[AIM OF THE TASK] Pull out all lines from the listing below in which the word "that" appears.

(Data items)

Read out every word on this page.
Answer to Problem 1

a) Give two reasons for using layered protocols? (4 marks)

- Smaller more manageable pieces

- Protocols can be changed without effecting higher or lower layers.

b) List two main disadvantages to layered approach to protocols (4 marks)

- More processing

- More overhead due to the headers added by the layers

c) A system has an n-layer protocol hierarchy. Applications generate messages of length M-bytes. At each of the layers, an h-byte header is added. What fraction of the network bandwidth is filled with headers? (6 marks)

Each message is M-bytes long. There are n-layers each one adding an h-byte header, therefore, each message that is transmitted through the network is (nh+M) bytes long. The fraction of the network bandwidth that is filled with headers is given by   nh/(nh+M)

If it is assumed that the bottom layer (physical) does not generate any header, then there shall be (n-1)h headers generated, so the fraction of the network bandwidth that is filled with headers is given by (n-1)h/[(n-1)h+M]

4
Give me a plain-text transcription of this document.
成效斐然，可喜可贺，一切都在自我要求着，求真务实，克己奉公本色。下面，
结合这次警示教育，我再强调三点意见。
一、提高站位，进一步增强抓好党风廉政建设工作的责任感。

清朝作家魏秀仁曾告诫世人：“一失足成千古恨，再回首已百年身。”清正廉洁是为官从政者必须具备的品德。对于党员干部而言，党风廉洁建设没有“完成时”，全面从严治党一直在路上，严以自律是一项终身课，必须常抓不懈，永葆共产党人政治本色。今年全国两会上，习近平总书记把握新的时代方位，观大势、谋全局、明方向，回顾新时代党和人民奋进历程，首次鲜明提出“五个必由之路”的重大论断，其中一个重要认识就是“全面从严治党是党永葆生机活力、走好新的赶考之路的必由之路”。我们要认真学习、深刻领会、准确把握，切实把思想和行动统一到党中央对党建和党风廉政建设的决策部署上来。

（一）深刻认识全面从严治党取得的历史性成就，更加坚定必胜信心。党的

[RESULT BELOW]
Each message is M-bytes long. There are n-layers each one adding an h-byte header, therefore, each message that is transmitted through the network is (nh+M) bytes long. The fraction of the network bandwidth that is filled with headers is given by   nh/(nh+M)
If it is assumed that the bottom layer (physical) does not generate any header, then there shall be (n-1)h headers generated, so the fraction of the network bandwidth that is filled with headers is given by (n-1)h/[(n-1)h+M]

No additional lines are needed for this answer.